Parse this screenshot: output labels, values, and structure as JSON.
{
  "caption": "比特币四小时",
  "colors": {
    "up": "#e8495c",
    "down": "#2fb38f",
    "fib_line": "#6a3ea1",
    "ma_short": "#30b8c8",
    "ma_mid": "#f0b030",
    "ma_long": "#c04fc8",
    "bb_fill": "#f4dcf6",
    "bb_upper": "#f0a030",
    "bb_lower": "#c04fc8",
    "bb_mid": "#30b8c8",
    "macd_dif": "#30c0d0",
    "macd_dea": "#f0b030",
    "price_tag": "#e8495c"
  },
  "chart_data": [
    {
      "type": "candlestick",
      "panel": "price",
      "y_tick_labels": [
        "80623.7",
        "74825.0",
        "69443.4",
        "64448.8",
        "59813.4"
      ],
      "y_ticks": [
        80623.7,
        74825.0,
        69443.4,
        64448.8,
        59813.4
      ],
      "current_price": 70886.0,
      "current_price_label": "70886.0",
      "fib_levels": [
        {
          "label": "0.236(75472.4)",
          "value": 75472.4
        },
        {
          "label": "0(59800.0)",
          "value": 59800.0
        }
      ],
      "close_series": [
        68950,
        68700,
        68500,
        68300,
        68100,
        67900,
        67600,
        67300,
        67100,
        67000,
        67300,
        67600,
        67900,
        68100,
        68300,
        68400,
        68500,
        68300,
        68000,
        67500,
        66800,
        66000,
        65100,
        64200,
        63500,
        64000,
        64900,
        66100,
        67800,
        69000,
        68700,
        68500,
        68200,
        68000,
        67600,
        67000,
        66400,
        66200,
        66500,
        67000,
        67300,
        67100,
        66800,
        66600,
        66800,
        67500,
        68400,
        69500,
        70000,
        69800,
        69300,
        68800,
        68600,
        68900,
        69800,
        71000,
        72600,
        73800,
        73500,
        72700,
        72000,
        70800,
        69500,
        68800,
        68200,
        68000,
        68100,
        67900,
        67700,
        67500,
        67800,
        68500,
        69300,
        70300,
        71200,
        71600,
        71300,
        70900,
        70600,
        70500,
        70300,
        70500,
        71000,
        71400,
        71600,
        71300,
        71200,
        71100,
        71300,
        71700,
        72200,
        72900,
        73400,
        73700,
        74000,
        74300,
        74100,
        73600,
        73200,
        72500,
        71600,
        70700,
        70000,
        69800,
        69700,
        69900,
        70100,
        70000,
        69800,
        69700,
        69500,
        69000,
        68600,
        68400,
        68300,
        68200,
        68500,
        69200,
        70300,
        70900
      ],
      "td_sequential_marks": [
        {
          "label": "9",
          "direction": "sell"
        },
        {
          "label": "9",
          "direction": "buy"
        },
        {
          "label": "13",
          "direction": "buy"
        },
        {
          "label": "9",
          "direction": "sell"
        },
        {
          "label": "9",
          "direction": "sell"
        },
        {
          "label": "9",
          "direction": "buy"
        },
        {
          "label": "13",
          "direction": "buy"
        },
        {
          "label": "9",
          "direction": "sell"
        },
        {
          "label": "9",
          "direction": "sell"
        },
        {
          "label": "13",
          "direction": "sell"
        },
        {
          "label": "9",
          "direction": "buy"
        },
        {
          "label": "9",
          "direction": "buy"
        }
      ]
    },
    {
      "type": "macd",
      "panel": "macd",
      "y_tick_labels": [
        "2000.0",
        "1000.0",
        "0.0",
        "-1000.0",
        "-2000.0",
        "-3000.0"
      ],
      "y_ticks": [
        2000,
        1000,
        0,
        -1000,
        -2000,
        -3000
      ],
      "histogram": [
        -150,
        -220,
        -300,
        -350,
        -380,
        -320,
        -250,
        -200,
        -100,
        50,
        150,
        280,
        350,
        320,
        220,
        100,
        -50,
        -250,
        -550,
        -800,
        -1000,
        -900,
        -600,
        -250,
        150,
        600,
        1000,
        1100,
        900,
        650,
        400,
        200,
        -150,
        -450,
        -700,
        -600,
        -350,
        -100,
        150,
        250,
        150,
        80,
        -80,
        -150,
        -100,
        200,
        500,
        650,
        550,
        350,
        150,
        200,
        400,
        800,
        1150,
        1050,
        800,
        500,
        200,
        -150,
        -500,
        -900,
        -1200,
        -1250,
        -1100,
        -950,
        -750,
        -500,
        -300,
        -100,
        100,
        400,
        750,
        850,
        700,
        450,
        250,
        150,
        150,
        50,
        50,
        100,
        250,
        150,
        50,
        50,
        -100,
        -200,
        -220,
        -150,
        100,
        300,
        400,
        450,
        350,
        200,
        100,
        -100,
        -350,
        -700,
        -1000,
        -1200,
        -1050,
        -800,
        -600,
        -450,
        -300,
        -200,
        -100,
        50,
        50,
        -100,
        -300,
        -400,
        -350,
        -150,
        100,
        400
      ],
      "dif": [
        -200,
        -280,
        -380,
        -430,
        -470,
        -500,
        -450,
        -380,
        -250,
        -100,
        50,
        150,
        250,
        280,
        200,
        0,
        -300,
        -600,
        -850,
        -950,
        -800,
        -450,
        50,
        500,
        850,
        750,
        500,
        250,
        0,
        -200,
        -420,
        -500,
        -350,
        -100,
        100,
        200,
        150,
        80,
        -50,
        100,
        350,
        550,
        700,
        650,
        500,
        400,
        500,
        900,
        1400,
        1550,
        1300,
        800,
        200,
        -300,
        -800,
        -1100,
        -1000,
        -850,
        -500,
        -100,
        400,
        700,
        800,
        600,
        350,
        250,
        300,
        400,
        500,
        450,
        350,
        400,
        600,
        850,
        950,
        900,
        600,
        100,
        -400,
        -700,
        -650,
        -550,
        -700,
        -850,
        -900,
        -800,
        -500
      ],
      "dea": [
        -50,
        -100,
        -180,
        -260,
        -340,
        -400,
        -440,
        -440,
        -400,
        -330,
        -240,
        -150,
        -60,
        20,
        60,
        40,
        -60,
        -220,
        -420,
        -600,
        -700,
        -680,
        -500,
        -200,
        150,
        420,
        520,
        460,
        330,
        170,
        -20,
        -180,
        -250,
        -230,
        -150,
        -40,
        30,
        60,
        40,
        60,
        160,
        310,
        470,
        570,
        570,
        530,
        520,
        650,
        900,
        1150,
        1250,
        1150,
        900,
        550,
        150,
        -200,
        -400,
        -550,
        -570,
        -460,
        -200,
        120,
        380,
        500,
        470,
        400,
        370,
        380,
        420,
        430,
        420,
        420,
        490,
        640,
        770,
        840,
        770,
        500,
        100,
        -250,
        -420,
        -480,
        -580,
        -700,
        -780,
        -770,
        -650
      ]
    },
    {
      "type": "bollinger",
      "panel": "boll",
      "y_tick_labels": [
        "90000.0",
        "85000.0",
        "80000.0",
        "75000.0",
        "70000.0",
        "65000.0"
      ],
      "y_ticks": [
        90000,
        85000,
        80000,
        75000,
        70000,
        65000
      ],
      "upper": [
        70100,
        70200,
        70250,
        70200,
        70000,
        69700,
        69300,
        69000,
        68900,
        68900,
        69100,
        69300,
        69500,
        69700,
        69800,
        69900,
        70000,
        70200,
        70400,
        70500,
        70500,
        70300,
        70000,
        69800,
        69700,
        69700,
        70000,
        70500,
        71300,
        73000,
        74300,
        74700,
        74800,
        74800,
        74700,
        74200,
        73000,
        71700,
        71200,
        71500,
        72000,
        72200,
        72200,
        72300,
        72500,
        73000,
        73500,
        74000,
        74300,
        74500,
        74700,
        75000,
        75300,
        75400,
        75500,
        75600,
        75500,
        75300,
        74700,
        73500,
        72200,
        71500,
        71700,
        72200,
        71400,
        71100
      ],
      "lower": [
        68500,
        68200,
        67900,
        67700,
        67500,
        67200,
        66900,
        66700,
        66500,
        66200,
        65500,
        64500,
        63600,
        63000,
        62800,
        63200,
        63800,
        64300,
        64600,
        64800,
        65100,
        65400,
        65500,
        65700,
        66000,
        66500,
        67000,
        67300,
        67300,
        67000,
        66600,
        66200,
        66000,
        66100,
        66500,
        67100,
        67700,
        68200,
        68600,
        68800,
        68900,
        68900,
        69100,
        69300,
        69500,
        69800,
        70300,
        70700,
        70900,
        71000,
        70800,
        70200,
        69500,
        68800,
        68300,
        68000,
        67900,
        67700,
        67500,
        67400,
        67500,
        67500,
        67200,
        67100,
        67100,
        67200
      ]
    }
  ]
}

Exercise brief -> Go over the data above and copy every line that has the word "type" in it.

Reply to the task ->
      "type": "candlestick",
      "type": "macd",
      "type": "bollinger",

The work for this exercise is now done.